* begin *

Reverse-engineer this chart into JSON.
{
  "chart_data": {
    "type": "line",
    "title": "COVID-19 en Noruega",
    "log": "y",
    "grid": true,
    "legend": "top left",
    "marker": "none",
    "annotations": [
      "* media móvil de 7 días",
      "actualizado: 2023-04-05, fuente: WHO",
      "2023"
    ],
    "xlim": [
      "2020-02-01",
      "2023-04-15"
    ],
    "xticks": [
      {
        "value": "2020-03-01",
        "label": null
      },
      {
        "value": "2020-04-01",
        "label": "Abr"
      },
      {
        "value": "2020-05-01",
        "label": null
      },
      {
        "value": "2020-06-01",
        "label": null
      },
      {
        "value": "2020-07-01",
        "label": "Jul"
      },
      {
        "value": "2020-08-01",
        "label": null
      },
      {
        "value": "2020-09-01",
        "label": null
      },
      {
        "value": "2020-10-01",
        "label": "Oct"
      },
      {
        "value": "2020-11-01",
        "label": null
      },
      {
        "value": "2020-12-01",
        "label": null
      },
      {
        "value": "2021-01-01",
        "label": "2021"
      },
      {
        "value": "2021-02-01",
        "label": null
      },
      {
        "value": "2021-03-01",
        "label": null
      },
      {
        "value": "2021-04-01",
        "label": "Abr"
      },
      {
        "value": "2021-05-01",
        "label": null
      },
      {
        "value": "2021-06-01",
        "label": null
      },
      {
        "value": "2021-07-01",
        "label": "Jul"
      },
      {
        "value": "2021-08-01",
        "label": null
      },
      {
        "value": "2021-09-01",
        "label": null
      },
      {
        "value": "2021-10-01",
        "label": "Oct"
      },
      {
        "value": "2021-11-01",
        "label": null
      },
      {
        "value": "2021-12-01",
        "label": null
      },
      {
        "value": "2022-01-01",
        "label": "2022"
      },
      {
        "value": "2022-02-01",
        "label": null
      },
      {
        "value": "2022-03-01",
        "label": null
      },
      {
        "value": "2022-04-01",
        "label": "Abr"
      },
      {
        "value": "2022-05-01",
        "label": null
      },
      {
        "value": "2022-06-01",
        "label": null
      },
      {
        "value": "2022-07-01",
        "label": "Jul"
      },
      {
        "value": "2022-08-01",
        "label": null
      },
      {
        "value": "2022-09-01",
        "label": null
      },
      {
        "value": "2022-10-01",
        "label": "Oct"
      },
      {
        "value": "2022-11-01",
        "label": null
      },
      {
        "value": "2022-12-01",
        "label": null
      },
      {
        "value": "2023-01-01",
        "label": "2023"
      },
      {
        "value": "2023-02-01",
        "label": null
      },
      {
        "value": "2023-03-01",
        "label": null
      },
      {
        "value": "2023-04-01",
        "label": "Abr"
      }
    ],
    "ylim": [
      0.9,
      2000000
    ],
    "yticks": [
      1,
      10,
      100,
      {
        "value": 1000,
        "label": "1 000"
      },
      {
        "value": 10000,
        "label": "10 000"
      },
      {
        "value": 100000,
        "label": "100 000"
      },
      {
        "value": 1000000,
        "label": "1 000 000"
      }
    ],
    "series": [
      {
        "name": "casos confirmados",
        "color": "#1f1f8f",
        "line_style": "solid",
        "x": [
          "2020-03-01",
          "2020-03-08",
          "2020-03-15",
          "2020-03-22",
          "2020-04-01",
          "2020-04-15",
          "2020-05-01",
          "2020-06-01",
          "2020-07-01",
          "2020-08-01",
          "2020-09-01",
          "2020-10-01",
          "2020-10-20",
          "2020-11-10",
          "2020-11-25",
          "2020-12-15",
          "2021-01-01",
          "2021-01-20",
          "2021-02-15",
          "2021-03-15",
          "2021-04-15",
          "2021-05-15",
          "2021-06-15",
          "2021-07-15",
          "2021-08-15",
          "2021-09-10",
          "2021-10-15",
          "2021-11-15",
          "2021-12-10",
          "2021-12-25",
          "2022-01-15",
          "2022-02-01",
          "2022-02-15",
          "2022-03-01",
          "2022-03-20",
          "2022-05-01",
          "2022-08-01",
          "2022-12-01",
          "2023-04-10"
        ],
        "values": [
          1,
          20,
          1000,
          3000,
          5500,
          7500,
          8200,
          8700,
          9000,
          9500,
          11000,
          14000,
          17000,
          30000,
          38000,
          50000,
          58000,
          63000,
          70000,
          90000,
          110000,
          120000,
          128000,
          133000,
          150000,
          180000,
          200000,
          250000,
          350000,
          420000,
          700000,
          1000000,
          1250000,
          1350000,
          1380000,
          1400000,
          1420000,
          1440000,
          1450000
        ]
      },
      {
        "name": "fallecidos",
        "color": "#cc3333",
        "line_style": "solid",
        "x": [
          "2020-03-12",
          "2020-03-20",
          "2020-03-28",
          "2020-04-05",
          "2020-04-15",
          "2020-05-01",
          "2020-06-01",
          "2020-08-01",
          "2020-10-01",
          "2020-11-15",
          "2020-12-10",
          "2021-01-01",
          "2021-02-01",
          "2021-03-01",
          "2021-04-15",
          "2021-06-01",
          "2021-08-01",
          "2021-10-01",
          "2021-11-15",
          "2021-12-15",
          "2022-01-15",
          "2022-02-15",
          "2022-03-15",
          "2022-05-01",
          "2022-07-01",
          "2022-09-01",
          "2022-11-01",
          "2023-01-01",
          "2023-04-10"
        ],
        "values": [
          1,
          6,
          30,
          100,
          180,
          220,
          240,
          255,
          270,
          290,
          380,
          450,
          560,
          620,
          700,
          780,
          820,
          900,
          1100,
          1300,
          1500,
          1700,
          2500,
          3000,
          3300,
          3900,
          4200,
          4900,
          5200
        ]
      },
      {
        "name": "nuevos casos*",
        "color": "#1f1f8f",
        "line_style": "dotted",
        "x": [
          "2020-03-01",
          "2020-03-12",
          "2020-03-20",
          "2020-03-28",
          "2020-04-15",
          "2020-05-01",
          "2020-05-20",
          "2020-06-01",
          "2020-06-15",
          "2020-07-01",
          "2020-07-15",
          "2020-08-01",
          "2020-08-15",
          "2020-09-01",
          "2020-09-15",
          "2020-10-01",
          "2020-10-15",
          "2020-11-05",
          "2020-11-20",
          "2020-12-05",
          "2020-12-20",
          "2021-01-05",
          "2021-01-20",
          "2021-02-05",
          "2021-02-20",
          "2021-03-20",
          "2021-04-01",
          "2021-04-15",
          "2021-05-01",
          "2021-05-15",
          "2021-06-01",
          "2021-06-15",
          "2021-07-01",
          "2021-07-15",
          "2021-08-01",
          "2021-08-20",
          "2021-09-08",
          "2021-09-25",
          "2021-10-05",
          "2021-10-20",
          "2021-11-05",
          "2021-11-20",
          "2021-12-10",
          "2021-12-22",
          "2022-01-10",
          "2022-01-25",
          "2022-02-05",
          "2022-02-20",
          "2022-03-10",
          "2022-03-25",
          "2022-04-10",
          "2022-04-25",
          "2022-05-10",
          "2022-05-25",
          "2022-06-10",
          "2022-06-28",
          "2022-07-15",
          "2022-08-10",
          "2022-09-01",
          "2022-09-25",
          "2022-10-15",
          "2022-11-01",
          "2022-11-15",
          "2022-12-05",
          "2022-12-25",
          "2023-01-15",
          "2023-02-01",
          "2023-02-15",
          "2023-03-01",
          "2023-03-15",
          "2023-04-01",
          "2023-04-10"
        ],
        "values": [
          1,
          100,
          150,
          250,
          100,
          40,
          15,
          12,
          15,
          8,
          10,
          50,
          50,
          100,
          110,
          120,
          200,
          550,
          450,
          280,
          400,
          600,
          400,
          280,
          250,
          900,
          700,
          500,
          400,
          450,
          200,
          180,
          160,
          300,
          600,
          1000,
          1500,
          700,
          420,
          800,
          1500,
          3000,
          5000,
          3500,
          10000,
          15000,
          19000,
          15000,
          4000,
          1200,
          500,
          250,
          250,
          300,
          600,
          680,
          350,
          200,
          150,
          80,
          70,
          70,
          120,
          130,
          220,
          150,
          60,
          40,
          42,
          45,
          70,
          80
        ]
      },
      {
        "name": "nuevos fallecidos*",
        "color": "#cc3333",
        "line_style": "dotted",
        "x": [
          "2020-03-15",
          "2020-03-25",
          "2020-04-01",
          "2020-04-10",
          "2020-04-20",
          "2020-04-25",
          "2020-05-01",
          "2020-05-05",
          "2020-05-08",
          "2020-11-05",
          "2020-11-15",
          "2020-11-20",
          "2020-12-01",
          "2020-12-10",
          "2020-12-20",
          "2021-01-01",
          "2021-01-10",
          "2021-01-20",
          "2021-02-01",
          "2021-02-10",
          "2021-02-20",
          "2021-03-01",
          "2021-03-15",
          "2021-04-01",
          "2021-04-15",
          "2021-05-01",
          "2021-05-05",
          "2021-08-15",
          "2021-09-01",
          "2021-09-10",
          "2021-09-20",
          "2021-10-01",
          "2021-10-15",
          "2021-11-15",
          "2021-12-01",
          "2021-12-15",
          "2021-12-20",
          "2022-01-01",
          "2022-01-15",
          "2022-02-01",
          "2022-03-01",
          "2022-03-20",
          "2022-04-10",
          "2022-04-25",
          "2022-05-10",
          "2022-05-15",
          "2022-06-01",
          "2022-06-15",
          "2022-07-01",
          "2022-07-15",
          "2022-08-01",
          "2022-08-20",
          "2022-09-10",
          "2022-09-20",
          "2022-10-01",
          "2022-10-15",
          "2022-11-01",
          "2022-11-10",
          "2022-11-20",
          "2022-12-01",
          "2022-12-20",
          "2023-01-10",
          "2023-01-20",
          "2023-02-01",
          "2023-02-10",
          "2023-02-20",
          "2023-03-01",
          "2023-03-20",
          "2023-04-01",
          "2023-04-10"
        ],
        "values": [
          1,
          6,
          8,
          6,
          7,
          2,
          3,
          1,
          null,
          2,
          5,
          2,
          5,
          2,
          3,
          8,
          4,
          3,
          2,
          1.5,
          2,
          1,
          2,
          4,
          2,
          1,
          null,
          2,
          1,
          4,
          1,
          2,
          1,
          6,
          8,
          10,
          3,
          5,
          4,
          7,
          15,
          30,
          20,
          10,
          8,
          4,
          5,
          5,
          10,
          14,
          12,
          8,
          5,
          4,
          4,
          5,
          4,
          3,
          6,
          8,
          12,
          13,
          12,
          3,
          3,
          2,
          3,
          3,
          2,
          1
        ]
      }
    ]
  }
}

* end *

TASK DIRECTIONS: Scan the lines for the string "nuevos". Pick out every line that has it.

TASK RESULT:
        "name": "nuevos casos*",
        "name": "nuevos fallecidos*",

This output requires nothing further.